Only the lines from the one with "What does this" to the end of the data below should be given again, exactly, with both ends included and pictures omitted.

□ □ □ □ □

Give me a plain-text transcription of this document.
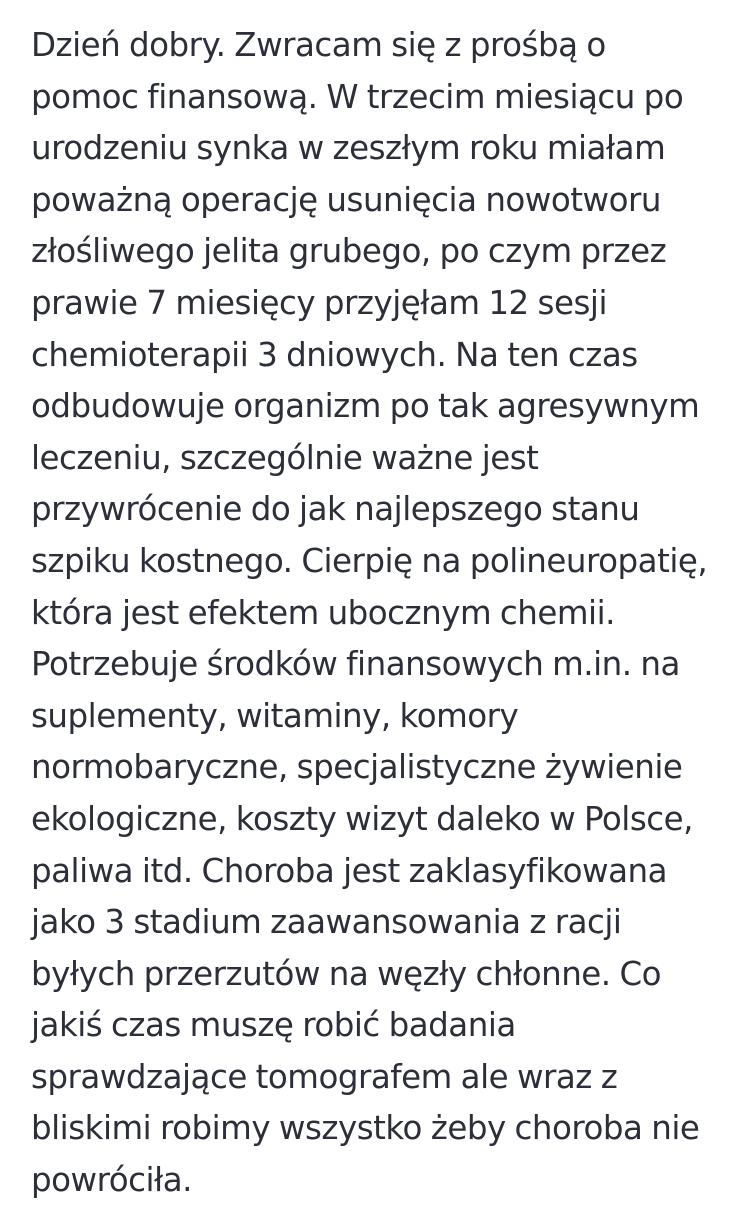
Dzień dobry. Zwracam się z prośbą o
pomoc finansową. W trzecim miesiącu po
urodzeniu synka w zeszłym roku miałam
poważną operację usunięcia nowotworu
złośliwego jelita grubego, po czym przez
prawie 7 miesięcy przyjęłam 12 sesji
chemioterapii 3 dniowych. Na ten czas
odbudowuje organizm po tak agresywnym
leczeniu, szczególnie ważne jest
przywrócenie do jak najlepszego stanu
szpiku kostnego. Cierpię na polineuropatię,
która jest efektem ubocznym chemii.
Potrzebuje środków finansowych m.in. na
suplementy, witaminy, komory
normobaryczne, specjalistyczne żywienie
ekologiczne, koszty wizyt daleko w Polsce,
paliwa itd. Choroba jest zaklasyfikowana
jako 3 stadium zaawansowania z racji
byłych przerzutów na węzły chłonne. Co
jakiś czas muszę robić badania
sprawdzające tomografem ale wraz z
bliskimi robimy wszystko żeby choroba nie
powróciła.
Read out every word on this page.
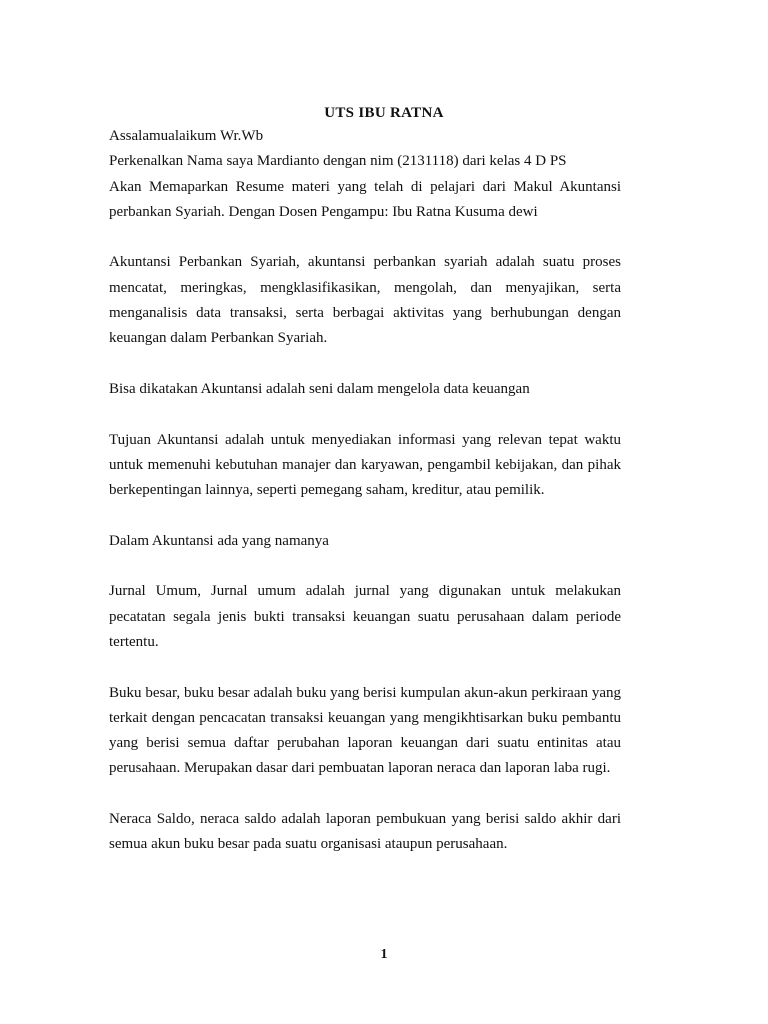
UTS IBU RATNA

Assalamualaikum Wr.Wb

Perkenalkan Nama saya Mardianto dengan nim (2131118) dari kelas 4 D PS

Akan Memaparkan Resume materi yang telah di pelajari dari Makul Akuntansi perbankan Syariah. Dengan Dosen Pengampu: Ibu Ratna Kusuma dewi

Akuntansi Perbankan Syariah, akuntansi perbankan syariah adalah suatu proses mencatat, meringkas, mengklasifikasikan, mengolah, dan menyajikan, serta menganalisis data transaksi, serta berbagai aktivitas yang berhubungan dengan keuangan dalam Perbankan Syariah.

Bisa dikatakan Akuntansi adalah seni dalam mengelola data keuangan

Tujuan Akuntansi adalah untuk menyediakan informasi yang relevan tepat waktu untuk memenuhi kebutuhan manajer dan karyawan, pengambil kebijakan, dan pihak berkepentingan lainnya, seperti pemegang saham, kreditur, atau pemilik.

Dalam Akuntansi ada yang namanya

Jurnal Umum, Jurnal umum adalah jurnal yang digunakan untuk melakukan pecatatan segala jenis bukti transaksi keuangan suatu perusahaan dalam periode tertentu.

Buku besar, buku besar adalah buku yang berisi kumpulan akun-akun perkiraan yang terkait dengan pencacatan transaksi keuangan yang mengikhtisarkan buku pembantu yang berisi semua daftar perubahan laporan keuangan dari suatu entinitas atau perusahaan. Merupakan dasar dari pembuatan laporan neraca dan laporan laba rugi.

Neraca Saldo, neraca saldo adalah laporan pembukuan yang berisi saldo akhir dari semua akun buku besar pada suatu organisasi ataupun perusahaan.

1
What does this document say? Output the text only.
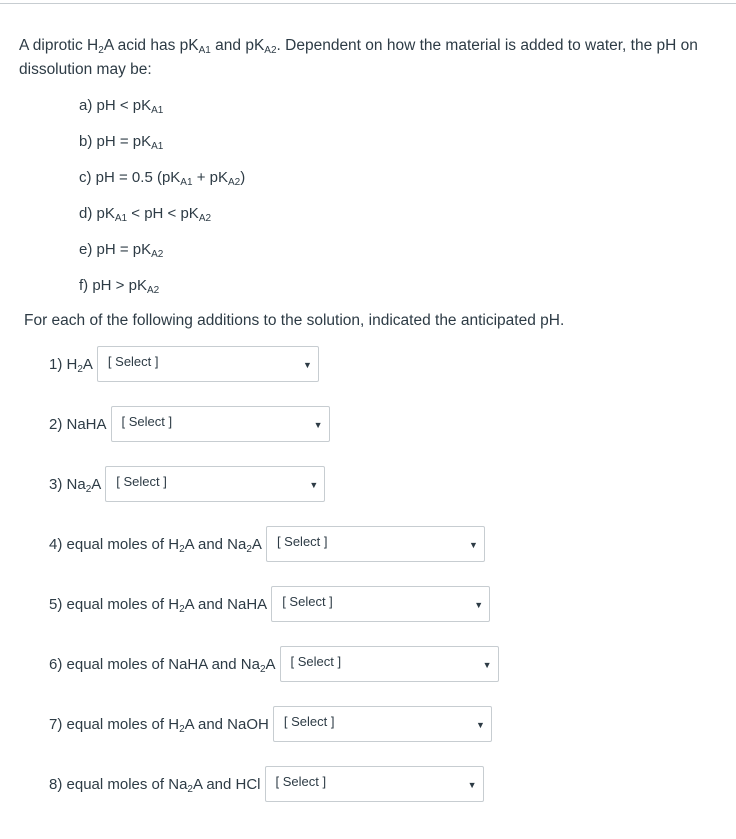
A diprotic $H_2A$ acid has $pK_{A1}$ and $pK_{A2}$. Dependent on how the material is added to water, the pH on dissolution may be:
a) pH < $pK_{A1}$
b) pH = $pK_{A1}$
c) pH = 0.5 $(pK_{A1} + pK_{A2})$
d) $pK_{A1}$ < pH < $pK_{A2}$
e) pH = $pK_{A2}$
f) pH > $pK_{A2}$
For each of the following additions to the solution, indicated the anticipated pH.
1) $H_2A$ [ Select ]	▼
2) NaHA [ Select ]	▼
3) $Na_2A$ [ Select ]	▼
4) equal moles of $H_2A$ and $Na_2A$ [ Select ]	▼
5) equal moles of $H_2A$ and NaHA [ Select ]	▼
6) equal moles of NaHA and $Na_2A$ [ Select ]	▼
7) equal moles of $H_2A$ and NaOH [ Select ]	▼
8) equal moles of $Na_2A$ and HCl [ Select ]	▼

□ □ □ □ □

● **TASK RESULT**:
What does this document say? Output the text only.
A diprotic $H_2A$ acid has $pK_{A1}$ and $pK_{A2}$. Dependent on how the material is added to water, the pH on dissolution may be:
a) pH < $pK_{A1}$
b) pH = $pK_{A1}$
c) pH = 0.5 $(pK_{A1} + pK_{A2})$
d) $pK_{A1}$ < pH < $pK_{A2}$
e) pH = $pK_{A2}$
f) pH > $pK_{A2}$
For each of the following additions to the solution, indicated the anticipated pH.
1) $H_2A$ [ Select ]	▼
2) NaHA [ Select ]	▼
3) $Na_2A$ [ Select ]	▼
4) equal moles of $H_2A$ and $Na_2A$ [ Select ]	▼
5) equal moles of $H_2A$ and NaHA [ Select ]	▼
6) equal moles of NaHA and $Na_2A$ [ Select ]	▼
7) equal moles of $H_2A$ and NaOH [ Select ]	▼
8) equal moles of $Na_2A$ and HCl [ Select ]	▼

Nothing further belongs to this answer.